Análisis Geoestratégico en Medio Oriente
El tablero geopolítico en Medio Oriente se recalienta. Estados Unidos, Israel e Irán despliegan estrategias militares con objetivos y alcances distintos, en un contexto de creciente incertidumbre y rivalidades complejas.
Las estrategias militares de Estados Unidos en Medio Oriente históricamente han priorizado la disuasión y la estabilidad regional, a través de alianzas estratégicas y presencia militar. En los últimos años, se observa una tendencia hacia un enfoque más selectivo, con un énfasis en la lucha contra el terrorismo y el apoyo a socios regionales. El uso de drones, operaciones especiales y apoyo logístico a fuerzas locales son elementos clave de esta estrategia, buscando minimizar el despliegue de tropas terrestres y reducir costos.
Israel, por su parte, enfrenta una realidad de amenazas existenciales inmediatas. Su estrategia militar se basa en la defensa activa, la superioridad tecnológica y la capacidad de respuesta rápida. La inteligencia y la prevención son fundamentales, con un enfoque en la intercepción de amenazas y la disuasión a través de la capacidad de represalia. El desarrollo de sistemas de defensa antimisiles, como el Domo de Hierro, y las operaciones encubiertas son componentes esenciales de su estrategia de seguridad.

※ ※ ※

**Tareas por realizar**
A. Resume en dos oraciones el análisis sobre Medio Oriente.
B. Prosigue el análisis sobre Medio Oriente a partir del punto en que termina.

※ ※ ※

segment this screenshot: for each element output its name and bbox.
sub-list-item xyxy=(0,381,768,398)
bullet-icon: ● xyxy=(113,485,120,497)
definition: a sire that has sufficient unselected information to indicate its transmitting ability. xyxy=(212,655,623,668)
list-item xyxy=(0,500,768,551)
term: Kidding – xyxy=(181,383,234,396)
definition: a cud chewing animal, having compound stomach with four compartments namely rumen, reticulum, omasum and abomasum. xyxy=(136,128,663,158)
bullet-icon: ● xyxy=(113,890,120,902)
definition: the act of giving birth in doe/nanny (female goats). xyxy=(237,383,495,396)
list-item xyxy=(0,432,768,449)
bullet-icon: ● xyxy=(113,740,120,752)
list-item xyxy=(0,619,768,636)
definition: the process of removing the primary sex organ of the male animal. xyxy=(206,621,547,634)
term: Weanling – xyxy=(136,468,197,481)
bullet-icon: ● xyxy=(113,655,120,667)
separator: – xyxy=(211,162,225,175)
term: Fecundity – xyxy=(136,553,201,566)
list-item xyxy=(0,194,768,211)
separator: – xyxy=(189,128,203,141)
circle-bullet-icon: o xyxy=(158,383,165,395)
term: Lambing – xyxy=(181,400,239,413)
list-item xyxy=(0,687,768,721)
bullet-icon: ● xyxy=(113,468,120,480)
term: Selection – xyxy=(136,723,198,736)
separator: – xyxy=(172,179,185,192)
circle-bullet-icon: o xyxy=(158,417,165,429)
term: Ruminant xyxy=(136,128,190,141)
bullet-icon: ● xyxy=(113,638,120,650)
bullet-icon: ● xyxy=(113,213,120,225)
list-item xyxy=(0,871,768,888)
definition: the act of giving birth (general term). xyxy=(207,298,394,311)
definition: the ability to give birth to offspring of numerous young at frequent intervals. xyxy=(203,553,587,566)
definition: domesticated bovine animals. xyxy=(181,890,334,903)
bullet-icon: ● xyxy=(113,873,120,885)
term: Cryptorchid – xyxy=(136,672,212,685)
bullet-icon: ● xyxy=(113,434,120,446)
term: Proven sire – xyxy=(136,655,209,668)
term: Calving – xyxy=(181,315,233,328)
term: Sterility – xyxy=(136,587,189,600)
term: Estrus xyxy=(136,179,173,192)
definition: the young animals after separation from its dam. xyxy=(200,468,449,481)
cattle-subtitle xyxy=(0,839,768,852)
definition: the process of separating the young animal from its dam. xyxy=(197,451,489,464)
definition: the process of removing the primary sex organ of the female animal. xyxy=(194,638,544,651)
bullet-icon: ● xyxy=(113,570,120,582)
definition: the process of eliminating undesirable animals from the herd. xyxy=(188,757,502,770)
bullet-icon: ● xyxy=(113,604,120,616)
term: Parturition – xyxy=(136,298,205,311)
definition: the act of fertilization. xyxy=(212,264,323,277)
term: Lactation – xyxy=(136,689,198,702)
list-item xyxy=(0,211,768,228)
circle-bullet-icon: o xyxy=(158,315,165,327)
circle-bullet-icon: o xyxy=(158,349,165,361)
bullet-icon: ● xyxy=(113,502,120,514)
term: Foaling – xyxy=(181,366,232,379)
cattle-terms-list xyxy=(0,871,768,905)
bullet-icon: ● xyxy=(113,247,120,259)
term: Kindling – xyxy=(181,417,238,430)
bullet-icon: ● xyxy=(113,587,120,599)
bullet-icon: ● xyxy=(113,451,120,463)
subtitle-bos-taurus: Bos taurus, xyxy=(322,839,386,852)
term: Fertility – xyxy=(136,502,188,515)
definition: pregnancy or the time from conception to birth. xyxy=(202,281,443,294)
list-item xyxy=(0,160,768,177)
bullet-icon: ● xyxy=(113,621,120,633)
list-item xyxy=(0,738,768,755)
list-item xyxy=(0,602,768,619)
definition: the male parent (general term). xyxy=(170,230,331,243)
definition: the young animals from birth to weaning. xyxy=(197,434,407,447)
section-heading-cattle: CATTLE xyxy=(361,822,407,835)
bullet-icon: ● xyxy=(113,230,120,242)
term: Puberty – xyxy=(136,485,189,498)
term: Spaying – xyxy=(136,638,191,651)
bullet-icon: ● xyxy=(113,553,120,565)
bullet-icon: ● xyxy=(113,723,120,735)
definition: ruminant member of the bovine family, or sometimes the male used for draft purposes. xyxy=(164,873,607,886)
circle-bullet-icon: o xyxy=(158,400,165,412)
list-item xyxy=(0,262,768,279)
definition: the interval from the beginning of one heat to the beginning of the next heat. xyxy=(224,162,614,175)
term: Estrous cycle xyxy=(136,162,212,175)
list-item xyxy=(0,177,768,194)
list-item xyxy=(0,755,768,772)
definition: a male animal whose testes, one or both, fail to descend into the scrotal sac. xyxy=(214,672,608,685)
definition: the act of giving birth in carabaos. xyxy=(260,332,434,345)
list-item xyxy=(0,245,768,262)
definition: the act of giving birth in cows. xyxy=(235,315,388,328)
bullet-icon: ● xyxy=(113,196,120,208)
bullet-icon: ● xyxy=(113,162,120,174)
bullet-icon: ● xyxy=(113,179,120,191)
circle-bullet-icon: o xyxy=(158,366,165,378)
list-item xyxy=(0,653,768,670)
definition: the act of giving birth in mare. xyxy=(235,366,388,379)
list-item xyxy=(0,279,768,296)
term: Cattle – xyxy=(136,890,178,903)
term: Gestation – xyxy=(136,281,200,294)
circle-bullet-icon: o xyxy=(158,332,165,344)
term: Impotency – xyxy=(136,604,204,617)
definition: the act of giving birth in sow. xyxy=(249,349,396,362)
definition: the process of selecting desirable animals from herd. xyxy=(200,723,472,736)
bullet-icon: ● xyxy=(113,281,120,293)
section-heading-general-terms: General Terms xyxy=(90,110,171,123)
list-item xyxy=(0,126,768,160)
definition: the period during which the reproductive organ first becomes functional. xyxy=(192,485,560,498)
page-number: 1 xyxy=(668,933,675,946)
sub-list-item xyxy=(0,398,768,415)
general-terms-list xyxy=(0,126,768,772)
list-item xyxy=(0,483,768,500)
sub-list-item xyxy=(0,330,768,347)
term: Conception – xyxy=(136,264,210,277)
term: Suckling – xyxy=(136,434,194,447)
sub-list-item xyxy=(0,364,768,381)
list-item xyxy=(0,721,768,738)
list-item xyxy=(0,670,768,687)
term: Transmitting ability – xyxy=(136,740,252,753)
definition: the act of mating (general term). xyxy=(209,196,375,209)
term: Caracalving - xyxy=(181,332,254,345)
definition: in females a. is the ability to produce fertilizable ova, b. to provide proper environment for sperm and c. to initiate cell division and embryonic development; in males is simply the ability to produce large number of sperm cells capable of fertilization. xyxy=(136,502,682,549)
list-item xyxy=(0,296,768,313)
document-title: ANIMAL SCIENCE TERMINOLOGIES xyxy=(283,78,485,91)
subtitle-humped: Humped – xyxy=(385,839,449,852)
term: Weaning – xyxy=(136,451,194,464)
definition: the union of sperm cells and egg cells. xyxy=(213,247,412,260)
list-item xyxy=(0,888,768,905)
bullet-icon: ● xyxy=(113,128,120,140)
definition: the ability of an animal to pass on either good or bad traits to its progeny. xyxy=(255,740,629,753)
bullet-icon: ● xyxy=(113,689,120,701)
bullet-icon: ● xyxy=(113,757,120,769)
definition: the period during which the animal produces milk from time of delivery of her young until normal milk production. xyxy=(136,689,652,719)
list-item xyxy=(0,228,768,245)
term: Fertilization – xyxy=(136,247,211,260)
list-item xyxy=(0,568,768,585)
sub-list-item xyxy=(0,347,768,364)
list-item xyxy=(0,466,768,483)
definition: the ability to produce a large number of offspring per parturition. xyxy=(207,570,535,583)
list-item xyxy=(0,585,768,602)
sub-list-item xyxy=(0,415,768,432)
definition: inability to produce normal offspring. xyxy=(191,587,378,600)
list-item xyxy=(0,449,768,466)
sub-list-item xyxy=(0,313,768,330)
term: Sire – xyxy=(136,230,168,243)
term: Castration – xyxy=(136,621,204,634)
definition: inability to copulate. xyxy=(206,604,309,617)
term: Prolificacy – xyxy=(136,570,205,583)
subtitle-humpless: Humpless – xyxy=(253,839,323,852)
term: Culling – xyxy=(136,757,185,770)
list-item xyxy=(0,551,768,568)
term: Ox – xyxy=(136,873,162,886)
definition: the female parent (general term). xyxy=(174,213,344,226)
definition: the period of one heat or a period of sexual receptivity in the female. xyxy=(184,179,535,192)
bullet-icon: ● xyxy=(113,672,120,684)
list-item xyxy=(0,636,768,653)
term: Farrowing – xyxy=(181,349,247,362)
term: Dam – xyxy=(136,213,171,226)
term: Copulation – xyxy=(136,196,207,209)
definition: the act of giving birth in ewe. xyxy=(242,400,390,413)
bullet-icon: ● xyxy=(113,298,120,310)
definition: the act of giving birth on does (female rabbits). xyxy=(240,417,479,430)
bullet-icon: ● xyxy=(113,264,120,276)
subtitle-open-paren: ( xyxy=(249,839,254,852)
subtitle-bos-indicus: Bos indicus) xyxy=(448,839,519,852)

※ ※ ※

**Respuestas por tarea**
A. Estados Unidos, Israel e Irán despliegan en Medio Oriente estrategias militares con objetivos y alcances distintos, en un contexto de creciente incertidumbre. Tras priorizar históricamente la disuasión y la estabilidad regional, Estados Unidos muestra un enfoque más selectivo, centrado en la lucha contra el terrorismo y el apoyo a socios regionales, mientras que Israel, ante amenazas existenciales inmediatas, basa su estrategia en la defensa activa, la superioridad tecnológica y la respuesta rápida, con sistemas como el Domo de Hierro.

B.
Irán, en contraste, persigue una estrategia de influencia regional a través de un enfoque asimétrico. Si bien mantiene fuerzas armadas convencionales, su principal herramienta de proyección de poder reside en el apoyo a grupos aliados no estatales, como Hezbolá en Líbano y grupos armados en Irak y Yemen. Esta estrategia le permite ejercer influencia en la región sin involucrarse directamente en conflictos a gran escala, manteniendo una postura de disuasión frente a sus adversarios y buscando desestabilizar a sus rivales.